Problem to solve:
List all lines in the material below that contain "name".
────────────────
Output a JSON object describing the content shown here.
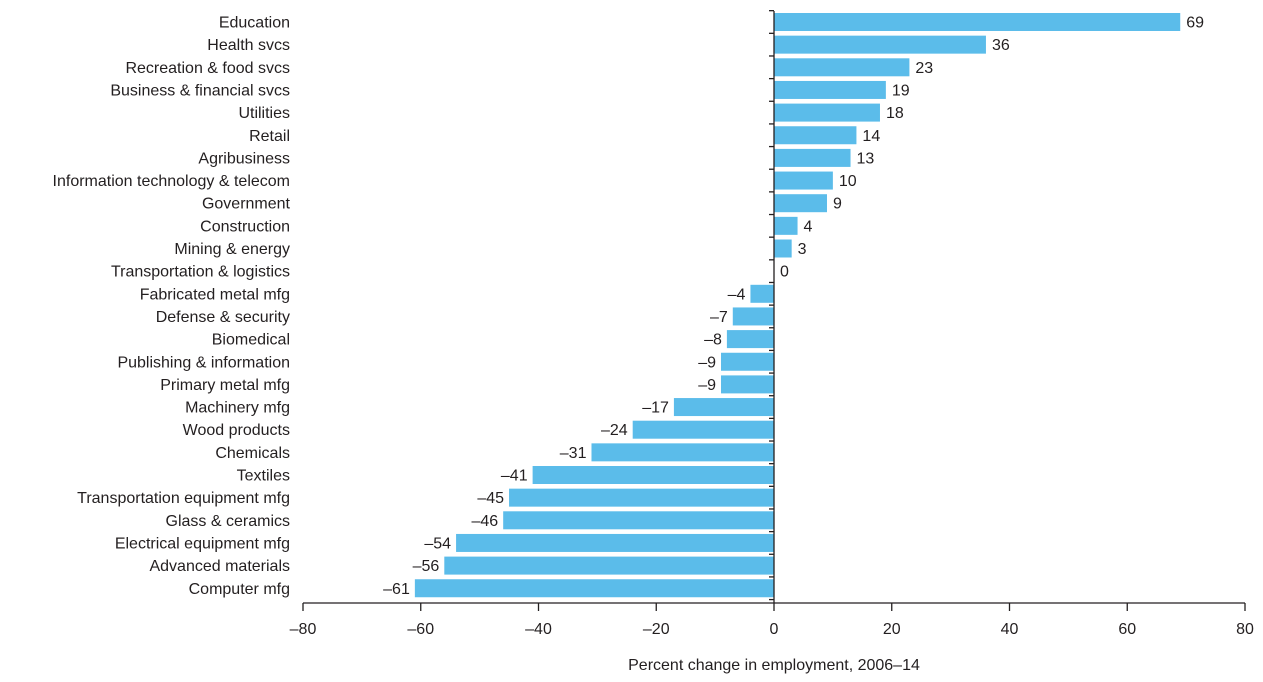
{
  "chart_data": {
    "type": "bar",
    "orientation": "horizontal",
    "categories": [
      "Education",
      "Health svcs",
      "Recreation & food svcs",
      "Business & financial svcs",
      "Utilities",
      "Retail",
      "Agribusiness",
      "Information technology & telecom",
      "Government",
      "Construction",
      "Mining & energy",
      "Transportation & logistics",
      "Fabricated metal mfg",
      "Defense & security",
      "Biomedical",
      "Publishing & information",
      "Primary metal mfg",
      "Machinery mfg",
      "Wood products",
      "Chemicals",
      "Textiles",
      "Transportation equipment mfg",
      "Glass & ceramics",
      "Electrical equipment mfg",
      "Advanced materials",
      "Computer mfg"
    ],
    "values": [
      69,
      36,
      23,
      19,
      18,
      14,
      13,
      10,
      9,
      4,
      3,
      0,
      -4,
      -7,
      -8,
      -9,
      -9,
      -17,
      -24,
      -31,
      -41,
      -45,
      -46,
      -54,
      -56,
      -61
    ],
    "value_labels": [
      "69",
      "36",
      "23",
      "19",
      "18",
      "14",
      "13",
      "10",
      "9",
      "4",
      "3",
      "0",
      "–4",
      "–7",
      "–8",
      "–9",
      "–9",
      "–17",
      "–24",
      "–31",
      "–41",
      "–45",
      "–46",
      "–54",
      "–56",
      "–61"
    ],
    "xlabel": "Percent change in employment, 2006–14",
    "xlim": [
      -80,
      80
    ],
    "xticks": [
      -80,
      -60,
      -40,
      -20,
      0,
      20,
      40,
      60,
      80
    ],
    "xtick_labels": [
      "–80",
      "–60",
      "–40",
      "–20",
      "0",
      "20",
      "40",
      "60",
      "80"
    ],
    "bar_color": "#5bbcea",
    "axis_color": "#231f20",
    "grid": false,
    "legend": "none"
  }
}
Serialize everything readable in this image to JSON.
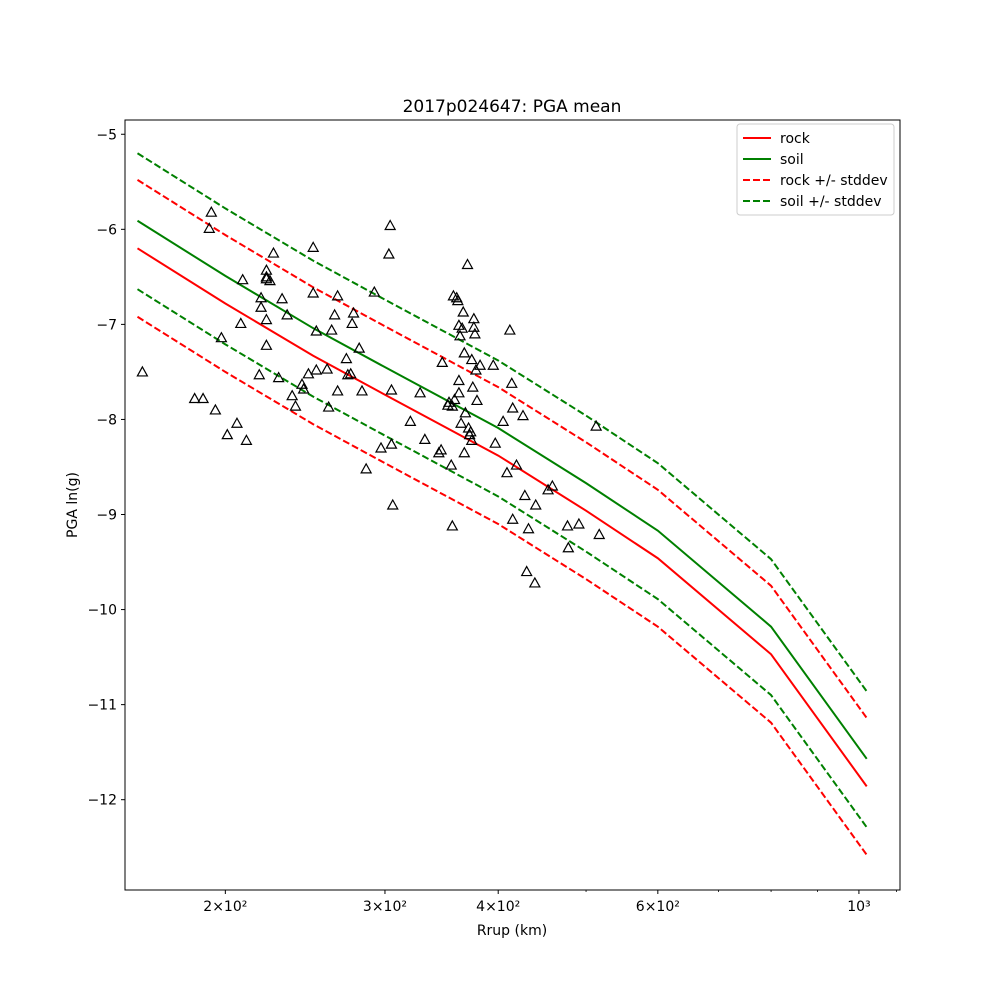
{
  "chart_data": {
    "type": "scatter",
    "title": "2017p024647: PGA mean",
    "xlabel": "Rrup (km)",
    "ylabel": "PGA ln(g)",
    "xscale": "log",
    "xlim": [
      155,
      1110
    ],
    "ylim": [
      -12.95,
      -4.85
    ],
    "grid": false,
    "legend_position": "upper right",
    "x_ticks": [
      {
        "value": 200,
        "label": "2×10²"
      },
      {
        "value": 300,
        "label": "3×10²"
      },
      {
        "value": 400,
        "label": "4×10²"
      },
      {
        "value": 600,
        "label": "6×10²"
      },
      {
        "value": 1000,
        "label": "10³"
      }
    ],
    "y_ticks": [
      {
        "value": -5,
        "label": "−5"
      },
      {
        "value": -6,
        "label": "−6"
      },
      {
        "value": -7,
        "label": "−7"
      },
      {
        "value": -8,
        "label": "−8"
      },
      {
        "value": -9,
        "label": "−9"
      },
      {
        "value": -10,
        "label": "−10"
      },
      {
        "value": -11,
        "label": "−11"
      },
      {
        "value": -12,
        "label": "−12"
      }
    ],
    "series": [
      {
        "name": "rock",
        "kind": "line",
        "color": "#ff0000",
        "dash": "solid",
        "x": [
          160,
          200,
          250,
          300,
          400,
          500,
          600,
          800,
          1020
        ],
        "y": [
          -6.2,
          -6.78,
          -7.33,
          -7.74,
          -8.38,
          -8.96,
          -9.46,
          -10.47,
          -11.86
        ]
      },
      {
        "name": "soil",
        "kind": "line",
        "color": "#008000",
        "dash": "solid",
        "x": [
          160,
          200,
          250,
          300,
          400,
          500,
          600,
          800,
          1020
        ],
        "y": [
          -5.91,
          -6.49,
          -7.04,
          -7.45,
          -8.09,
          -8.67,
          -9.17,
          -10.18,
          -11.57
        ]
      },
      {
        "name": "rock +/- stddev",
        "kind": "line",
        "color": "#ff0000",
        "dash": "dashed",
        "x": [
          160,
          200,
          250,
          300,
          400,
          500,
          600,
          800,
          1020
        ],
        "y": [
          -5.48,
          -6.06,
          -6.61,
          -7.02,
          -7.66,
          -8.24,
          -8.74,
          -9.75,
          -11.14
        ]
      },
      {
        "name": "",
        "kind": "line",
        "color": "#ff0000",
        "dash": "dashed",
        "legend": false,
        "x": [
          160,
          200,
          250,
          300,
          400,
          500,
          600,
          800,
          1020
        ],
        "y": [
          -6.92,
          -7.5,
          -8.05,
          -8.46,
          -9.1,
          -9.68,
          -10.18,
          -11.19,
          -12.58
        ]
      },
      {
        "name": "soil +/- stddev",
        "kind": "line",
        "color": "#008000",
        "dash": "dashed",
        "x": [
          160,
          200,
          250,
          300,
          400,
          500,
          600,
          800,
          1020
        ],
        "y": [
          -5.2,
          -5.78,
          -6.33,
          -6.74,
          -7.38,
          -7.96,
          -8.46,
          -9.47,
          -10.86
        ]
      },
      {
        "name": "",
        "kind": "line",
        "color": "#008000",
        "dash": "dashed",
        "legend": false,
        "x": [
          160,
          200,
          250,
          300,
          400,
          500,
          600,
          800,
          1020
        ],
        "y": [
          -6.63,
          -7.21,
          -7.76,
          -8.17,
          -8.81,
          -9.39,
          -9.89,
          -10.9,
          -12.29
        ]
      }
    ],
    "observations": {
      "marker": "triangle",
      "color": "#000000",
      "points": [
        [
          162,
          -7.5
        ],
        [
          185,
          -7.78
        ],
        [
          189,
          -7.78
        ],
        [
          193,
          -5.82
        ],
        [
          192,
          -5.99
        ],
        [
          195,
          -7.9
        ],
        [
          198,
          -7.14
        ],
        [
          201,
          -8.16
        ],
        [
          206,
          -8.04
        ],
        [
          208,
          -6.99
        ],
        [
          209,
          -6.53
        ],
        [
          211,
          -8.22
        ],
        [
          218,
          -7.53
        ],
        [
          219,
          -6.72
        ],
        [
          219,
          -6.82
        ],
        [
          222,
          -6.43
        ],
        [
          222,
          -6.5
        ],
        [
          222,
          -6.52
        ],
        [
          224,
          -6.54
        ],
        [
          222,
          -6.95
        ],
        [
          222,
          -7.22
        ],
        [
          226,
          -6.25
        ],
        [
          229,
          -7.56
        ],
        [
          231,
          -6.73
        ],
        [
          234,
          -6.9
        ],
        [
          237,
          -7.75
        ],
        [
          239,
          -7.86
        ],
        [
          243,
          -7.63
        ],
        [
          244,
          -7.68
        ],
        [
          247,
          -7.52
        ],
        [
          250,
          -6.19
        ],
        [
          250,
          -6.67
        ],
        [
          252,
          -7.07
        ],
        [
          252,
          -7.48
        ],
        [
          259,
          -7.47
        ],
        [
          260,
          -7.87
        ],
        [
          262,
          -7.06
        ],
        [
          264,
          -6.9
        ],
        [
          266,
          -6.7
        ],
        [
          266,
          -7.7
        ],
        [
          272,
          -7.36
        ],
        [
          273,
          -7.53
        ],
        [
          275,
          -7.52
        ],
        [
          276,
          -6.99
        ],
        [
          277,
          -6.88
        ],
        [
          281,
          -7.25
        ],
        [
          283,
          -7.7
        ],
        [
          286,
          -8.52
        ],
        [
          292,
          -6.66
        ],
        [
          297,
          -8.3
        ],
        [
          303,
          -6.26
        ],
        [
          304,
          -5.96
        ],
        [
          305,
          -7.69
        ],
        [
          305,
          -8.26
        ],
        [
          306,
          -8.9
        ],
        [
          320,
          -8.02
        ],
        [
          328,
          -7.72
        ],
        [
          332,
          -8.21
        ],
        [
          344,
          -8.35
        ],
        [
          346,
          -8.32
        ],
        [
          347,
          -7.4
        ],
        [
          352,
          -7.85
        ],
        [
          353,
          -7.82
        ],
        [
          355,
          -8.48
        ],
        [
          357,
          -6.7
        ],
        [
          356,
          -7.86
        ],
        [
          356,
          -9.12
        ],
        [
          358,
          -7.79
        ],
        [
          360,
          -6.72
        ],
        [
          361,
          -6.75
        ],
        [
          362,
          -7.72
        ],
        [
          362,
          -7.59
        ],
        [
          362,
          -7.01
        ],
        [
          363,
          -7.12
        ],
        [
          364,
          -8.04
        ],
        [
          365,
          -7.04
        ],
        [
          366,
          -6.87
        ],
        [
          367,
          -7.3
        ],
        [
          367,
          -8.35
        ],
        [
          368,
          -7.93
        ],
        [
          370,
          -6.37
        ],
        [
          371,
          -8.09
        ],
        [
          372,
          -8.16
        ],
        [
          373,
          -8.13
        ],
        [
          374,
          -8.22
        ],
        [
          374,
          -7.37
        ],
        [
          375,
          -7.66
        ],
        [
          376,
          -6.94
        ],
        [
          376,
          -7.03
        ],
        [
          377,
          -7.1
        ],
        [
          378,
          -7.48
        ],
        [
          379,
          -7.8
        ],
        [
          382,
          -7.43
        ],
        [
          395,
          -7.43
        ],
        [
          397,
          -8.25
        ],
        [
          405,
          -8.02
        ],
        [
          409,
          -8.56
        ],
        [
          412,
          -7.06
        ],
        [
          414,
          -7.62
        ],
        [
          415,
          -7.88
        ],
        [
          415,
          -9.05
        ],
        [
          419,
          -8.48
        ],
        [
          426,
          -7.96
        ],
        [
          428,
          -8.8
        ],
        [
          430,
          -9.6
        ],
        [
          432,
          -9.15
        ],
        [
          439,
          -9.72
        ],
        [
          440,
          -8.9
        ],
        [
          454,
          -8.74
        ],
        [
          459,
          -8.7
        ],
        [
          477,
          -9.12
        ],
        [
          478,
          -9.35
        ],
        [
          491,
          -9.1
        ],
        [
          513,
          -8.07
        ],
        [
          517,
          -9.21
        ]
      ]
    }
  }
}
────────────────
Exercise response:
        "name": "rock",
        "name": "soil",
        "name": "rock +/- stddev",
        "name": "",
        "name": "soil +/- stddev",
        "name": "",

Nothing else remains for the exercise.